(Recorded data)
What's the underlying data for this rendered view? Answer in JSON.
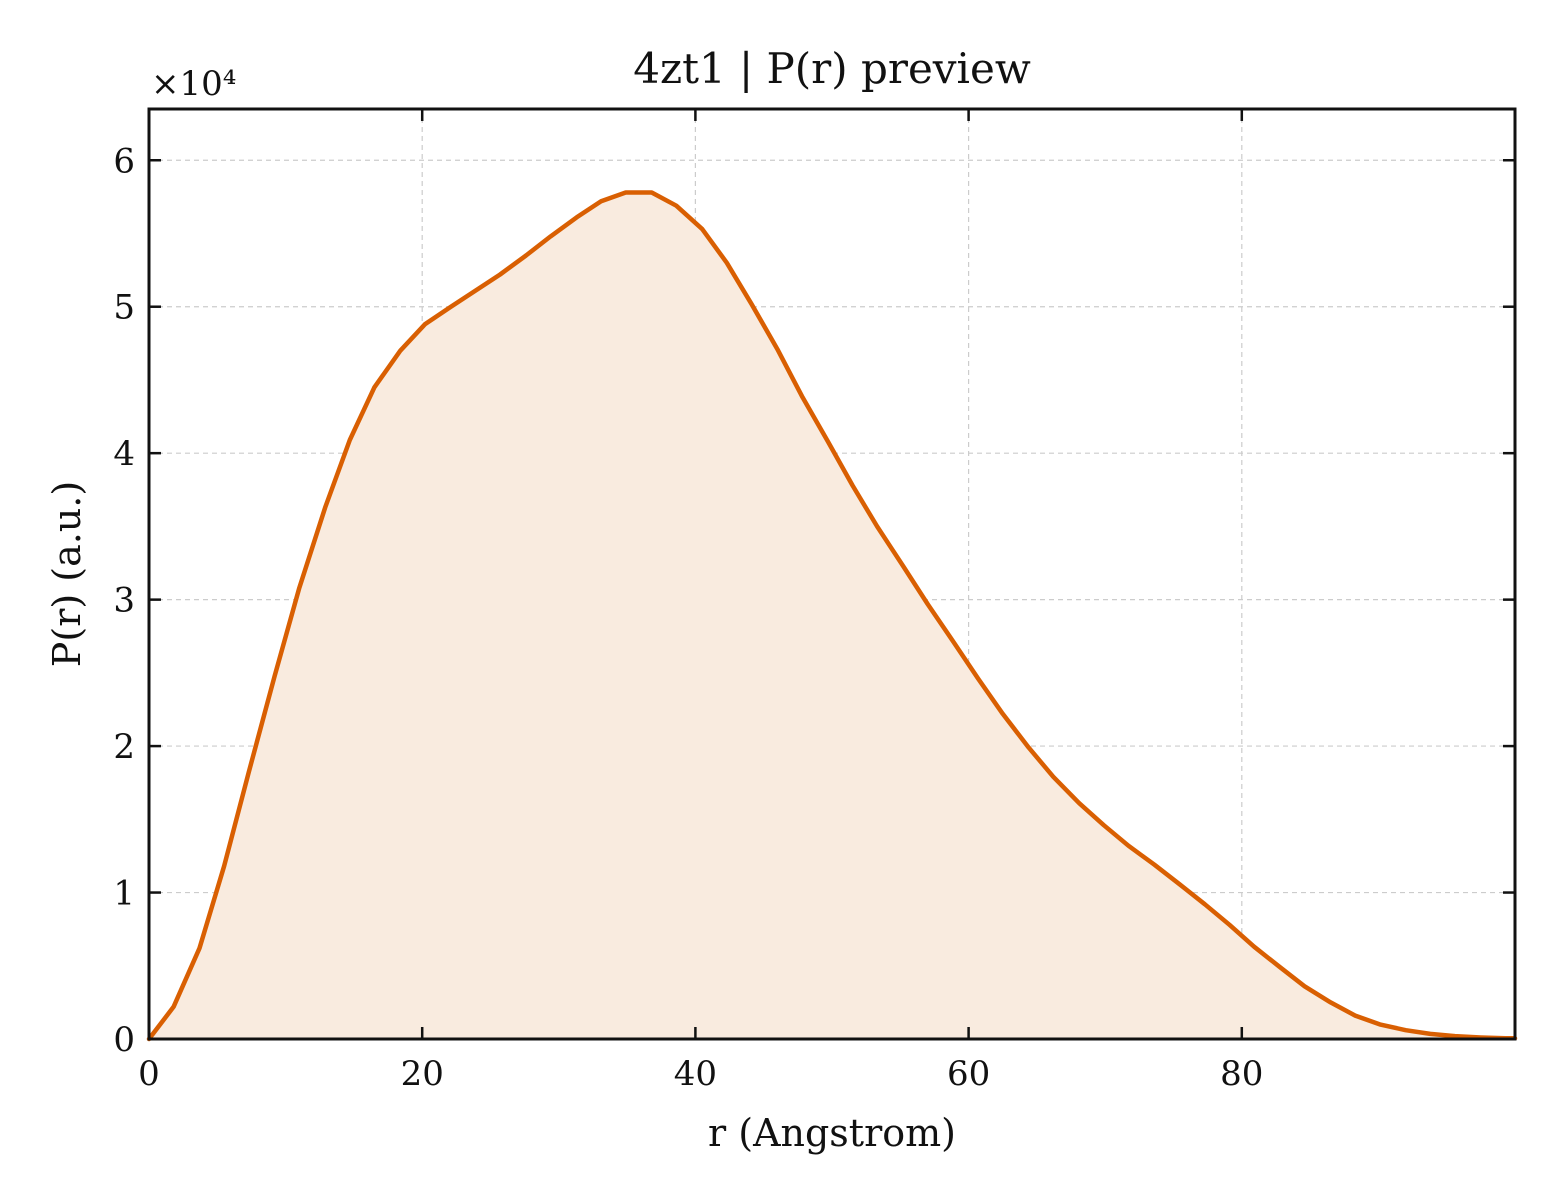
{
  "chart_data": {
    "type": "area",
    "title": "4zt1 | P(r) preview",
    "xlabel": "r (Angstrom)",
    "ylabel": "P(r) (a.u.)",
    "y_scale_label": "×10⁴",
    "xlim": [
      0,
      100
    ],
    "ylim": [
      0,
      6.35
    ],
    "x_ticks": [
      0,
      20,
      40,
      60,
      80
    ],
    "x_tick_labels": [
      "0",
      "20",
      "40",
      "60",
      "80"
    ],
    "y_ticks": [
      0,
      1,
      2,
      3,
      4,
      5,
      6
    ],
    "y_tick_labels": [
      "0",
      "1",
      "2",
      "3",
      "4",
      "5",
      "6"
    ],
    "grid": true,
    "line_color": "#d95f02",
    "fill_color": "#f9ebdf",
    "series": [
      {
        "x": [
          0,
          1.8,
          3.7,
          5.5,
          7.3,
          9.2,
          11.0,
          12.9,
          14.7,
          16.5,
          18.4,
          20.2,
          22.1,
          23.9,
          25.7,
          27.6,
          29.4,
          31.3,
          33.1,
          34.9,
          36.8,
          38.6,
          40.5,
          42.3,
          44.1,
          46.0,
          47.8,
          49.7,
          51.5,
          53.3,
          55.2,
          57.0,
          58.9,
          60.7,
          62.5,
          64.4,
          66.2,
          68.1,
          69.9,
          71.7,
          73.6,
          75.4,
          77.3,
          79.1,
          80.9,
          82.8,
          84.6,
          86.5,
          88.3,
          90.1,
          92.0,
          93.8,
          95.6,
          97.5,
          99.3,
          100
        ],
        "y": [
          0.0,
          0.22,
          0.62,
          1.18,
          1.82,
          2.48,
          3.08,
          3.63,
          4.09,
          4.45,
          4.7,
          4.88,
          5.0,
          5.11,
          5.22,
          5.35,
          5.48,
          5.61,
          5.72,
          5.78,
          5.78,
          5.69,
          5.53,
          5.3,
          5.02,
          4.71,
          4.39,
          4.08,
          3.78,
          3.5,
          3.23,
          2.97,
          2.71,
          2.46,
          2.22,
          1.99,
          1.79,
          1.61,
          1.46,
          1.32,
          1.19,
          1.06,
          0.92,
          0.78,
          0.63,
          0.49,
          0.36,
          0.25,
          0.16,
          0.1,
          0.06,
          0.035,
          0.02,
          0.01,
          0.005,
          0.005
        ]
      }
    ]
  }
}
--
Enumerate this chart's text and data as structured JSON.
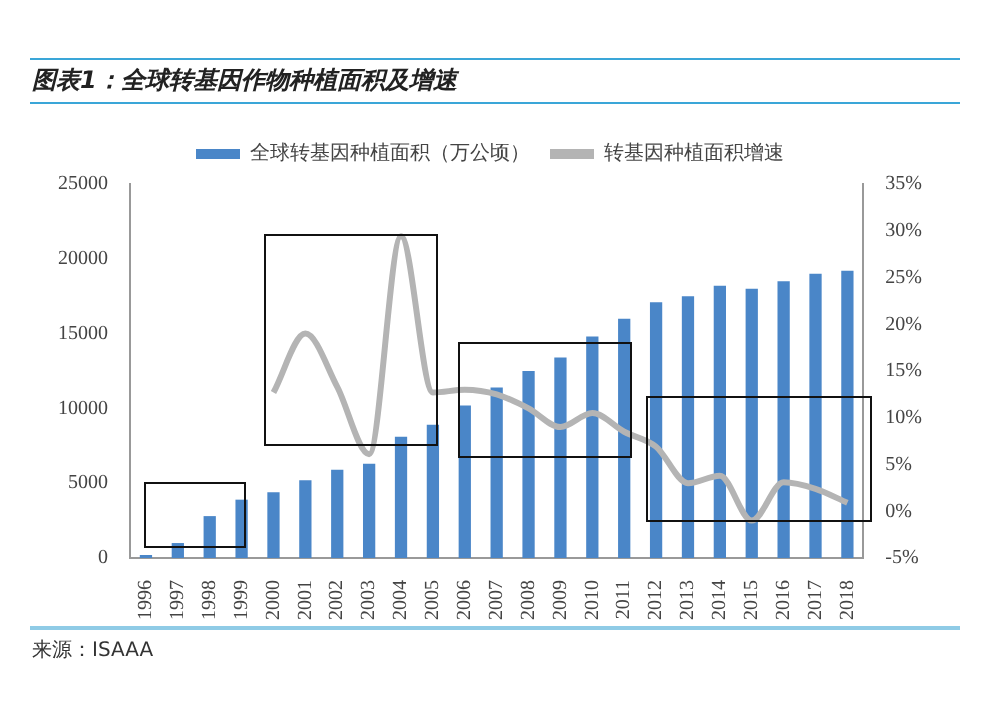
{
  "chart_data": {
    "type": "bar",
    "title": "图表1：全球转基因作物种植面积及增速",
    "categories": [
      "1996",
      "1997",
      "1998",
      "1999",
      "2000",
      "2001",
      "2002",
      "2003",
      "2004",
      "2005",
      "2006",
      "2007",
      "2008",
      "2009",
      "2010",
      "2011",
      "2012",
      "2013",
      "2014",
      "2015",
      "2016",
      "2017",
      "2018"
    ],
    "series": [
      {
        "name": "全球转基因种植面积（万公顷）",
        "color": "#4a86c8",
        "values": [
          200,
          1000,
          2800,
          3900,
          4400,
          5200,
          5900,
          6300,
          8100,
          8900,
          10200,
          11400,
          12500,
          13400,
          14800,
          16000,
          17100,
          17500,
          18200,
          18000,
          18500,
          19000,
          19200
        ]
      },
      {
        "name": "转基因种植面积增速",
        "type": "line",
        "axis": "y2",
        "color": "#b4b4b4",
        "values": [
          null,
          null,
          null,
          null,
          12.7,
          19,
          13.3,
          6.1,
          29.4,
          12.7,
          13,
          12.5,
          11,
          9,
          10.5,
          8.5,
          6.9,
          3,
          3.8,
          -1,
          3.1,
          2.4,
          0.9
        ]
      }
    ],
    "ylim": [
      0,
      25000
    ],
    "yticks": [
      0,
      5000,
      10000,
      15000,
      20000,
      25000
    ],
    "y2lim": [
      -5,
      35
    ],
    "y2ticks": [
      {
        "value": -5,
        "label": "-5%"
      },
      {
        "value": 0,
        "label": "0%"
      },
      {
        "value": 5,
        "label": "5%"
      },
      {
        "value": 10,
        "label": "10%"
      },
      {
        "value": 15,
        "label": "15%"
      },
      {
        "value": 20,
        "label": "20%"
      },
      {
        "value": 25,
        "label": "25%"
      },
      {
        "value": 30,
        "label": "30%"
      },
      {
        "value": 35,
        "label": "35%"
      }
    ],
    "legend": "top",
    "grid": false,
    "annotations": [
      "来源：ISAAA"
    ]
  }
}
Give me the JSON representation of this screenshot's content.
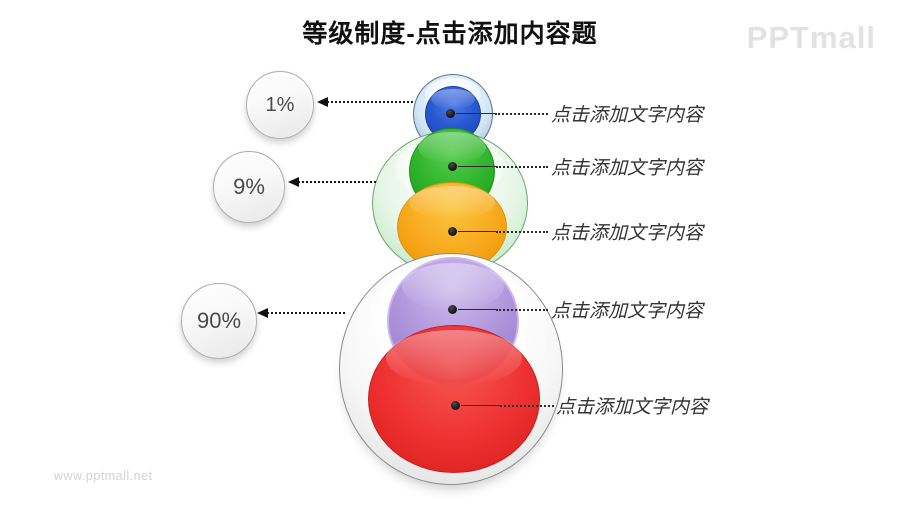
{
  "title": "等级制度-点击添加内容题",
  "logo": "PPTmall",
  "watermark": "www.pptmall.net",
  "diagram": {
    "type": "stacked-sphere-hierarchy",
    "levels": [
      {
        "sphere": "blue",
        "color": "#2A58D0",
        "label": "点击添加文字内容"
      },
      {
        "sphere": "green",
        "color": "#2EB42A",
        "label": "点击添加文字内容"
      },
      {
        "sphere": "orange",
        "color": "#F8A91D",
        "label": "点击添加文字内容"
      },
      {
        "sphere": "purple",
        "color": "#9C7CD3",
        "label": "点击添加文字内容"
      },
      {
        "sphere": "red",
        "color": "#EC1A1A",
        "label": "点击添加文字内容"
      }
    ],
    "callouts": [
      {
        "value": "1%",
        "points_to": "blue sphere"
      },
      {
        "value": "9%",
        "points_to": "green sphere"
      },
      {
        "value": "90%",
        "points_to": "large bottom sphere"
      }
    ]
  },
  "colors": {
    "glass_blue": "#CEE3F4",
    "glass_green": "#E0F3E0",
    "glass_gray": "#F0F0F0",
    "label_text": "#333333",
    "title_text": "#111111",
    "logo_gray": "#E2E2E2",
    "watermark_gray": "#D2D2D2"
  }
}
--
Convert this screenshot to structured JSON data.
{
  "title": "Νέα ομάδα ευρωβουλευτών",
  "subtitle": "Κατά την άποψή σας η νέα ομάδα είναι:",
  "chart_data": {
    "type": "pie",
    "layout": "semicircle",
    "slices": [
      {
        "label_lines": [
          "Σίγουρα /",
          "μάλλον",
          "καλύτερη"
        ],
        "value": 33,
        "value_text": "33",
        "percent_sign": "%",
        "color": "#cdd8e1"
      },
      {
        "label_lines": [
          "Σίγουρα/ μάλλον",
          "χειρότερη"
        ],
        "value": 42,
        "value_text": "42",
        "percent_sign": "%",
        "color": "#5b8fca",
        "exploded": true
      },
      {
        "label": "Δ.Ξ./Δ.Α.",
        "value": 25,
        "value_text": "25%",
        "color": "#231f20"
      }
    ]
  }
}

> [WHAT THIS TASK INVOLVES]
Each line of the data that includes the word "structured" counts once; report the total and nothing more.

> [THE ANSWER]
2